TASK DATA:
--- BEGIN ---

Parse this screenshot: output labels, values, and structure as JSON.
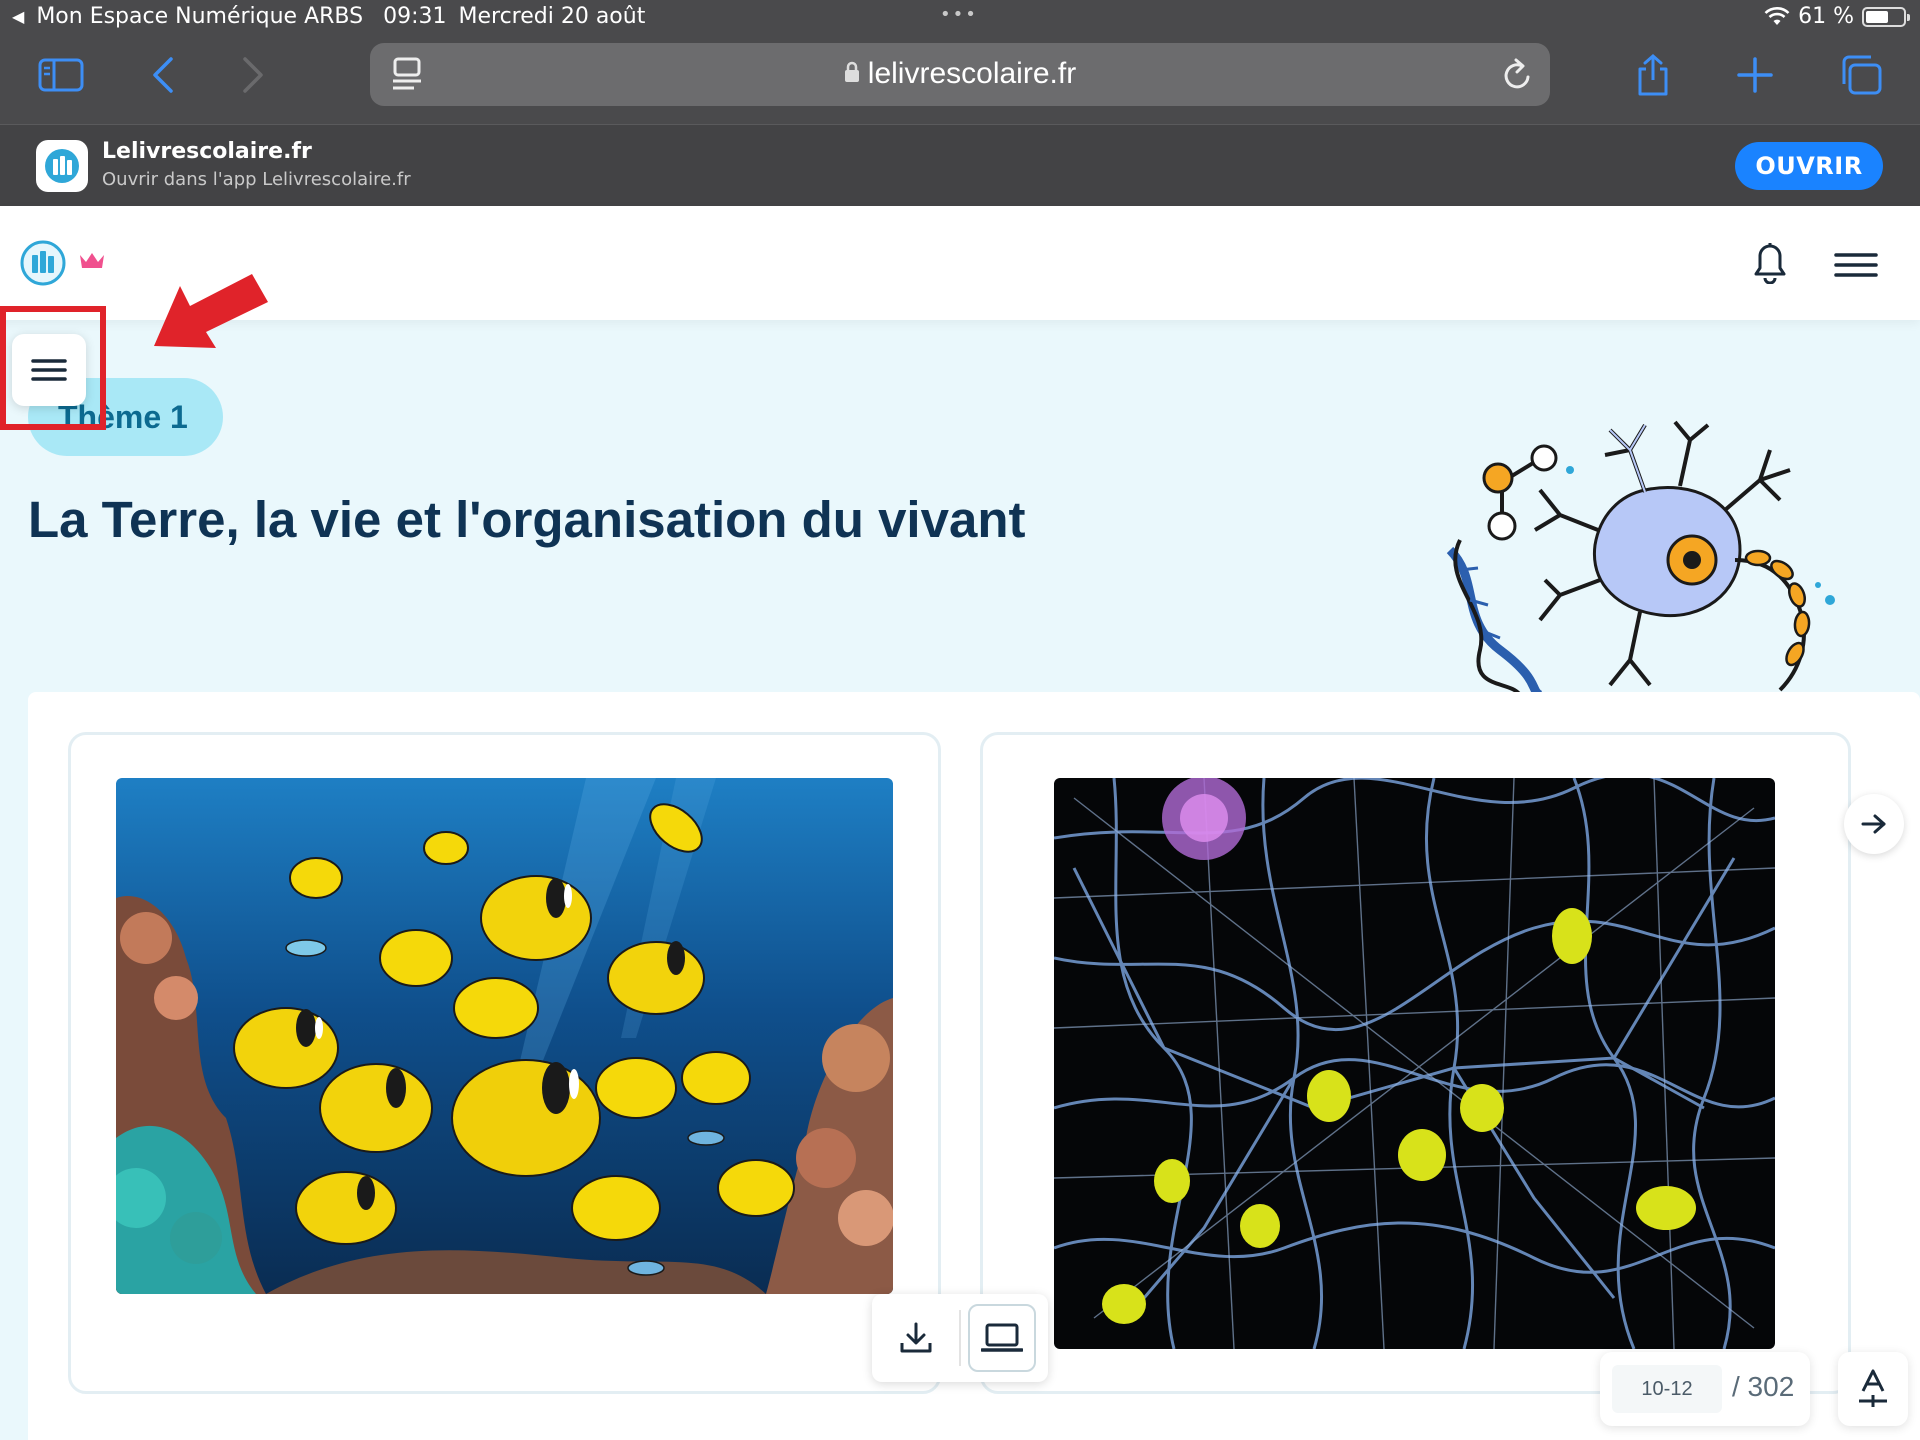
{
  "status_bar": {
    "back_app": "Mon Espace Numérique ARBS",
    "time": "09:31",
    "date": "Mercredi 20 août",
    "battery": "61 %",
    "battery_level": 0.61
  },
  "browser": {
    "url": "lelivrescolaire.fr",
    "icons": [
      "sidebar-icon",
      "back-icon",
      "forward-icon",
      "reader-icon",
      "lock-icon",
      "reload-icon",
      "share-icon",
      "new-tab-icon",
      "tabs-icon"
    ]
  },
  "app_banner": {
    "name": "Lelivrescolaire.fr",
    "subtitle": "Ouvrir dans l'app Lelivrescolaire.fr",
    "open_label": "OUVRIR"
  },
  "header": {
    "icons": [
      "logo-icon",
      "crown-icon",
      "bell-icon",
      "menu-icon"
    ]
  },
  "content": {
    "theme_label": "Thème 1",
    "title": "La Terre, la vie et l'organisation du vivant"
  },
  "pagination": {
    "current": "10-12",
    "total": "/ 302"
  },
  "colors": {
    "accent": "#1a83ff",
    "title": "#0f3354",
    "pill": "#a9e8f6",
    "background": "#eaf8fc",
    "highlight": "#e0232a"
  }
}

--- END ---

TASK: Pictures are excluded; copy every other part of the records exactly.

TASK RESPONSE:
Parse this screenshot: output labels, values, and structure as JSON.
{
  "status_bar": {
    "back_app": "Mon Espace Numérique ARBS",
    "time": "09:31",
    "date": "Mercredi 20 août",
    "battery": "61 %",
    "battery_level": 0.61
  },
  "browser": {
    "url": "lelivrescolaire.fr",
    "icons": [
      "sidebar-icon",
      "back-icon",
      "forward-icon",
      "reader-icon",
      "lock-icon",
      "reload-icon",
      "share-icon",
      "new-tab-icon",
      "tabs-icon"
    ]
  },
  "app_banner": {
    "name": "Lelivrescolaire.fr",
    "subtitle": "Ouvrir dans l'app Lelivrescolaire.fr",
    "open_label": "OUVRIR"
  },
  "header": {
    "icons": [
      "logo-icon",
      "crown-icon",
      "bell-icon",
      "menu-icon"
    ]
  },
  "content": {
    "theme_label": "Thème 1",
    "title": "La Terre, la vie et l'organisation du vivant"
  },
  "pagination": {
    "current": "10-12",
    "total": "/ 302"
  },
  "colors": {
    "accent": "#1a83ff",
    "title": "#0f3354",
    "pill": "#a9e8f6",
    "background": "#eaf8fc",
    "highlight": "#e0232a"
  }
}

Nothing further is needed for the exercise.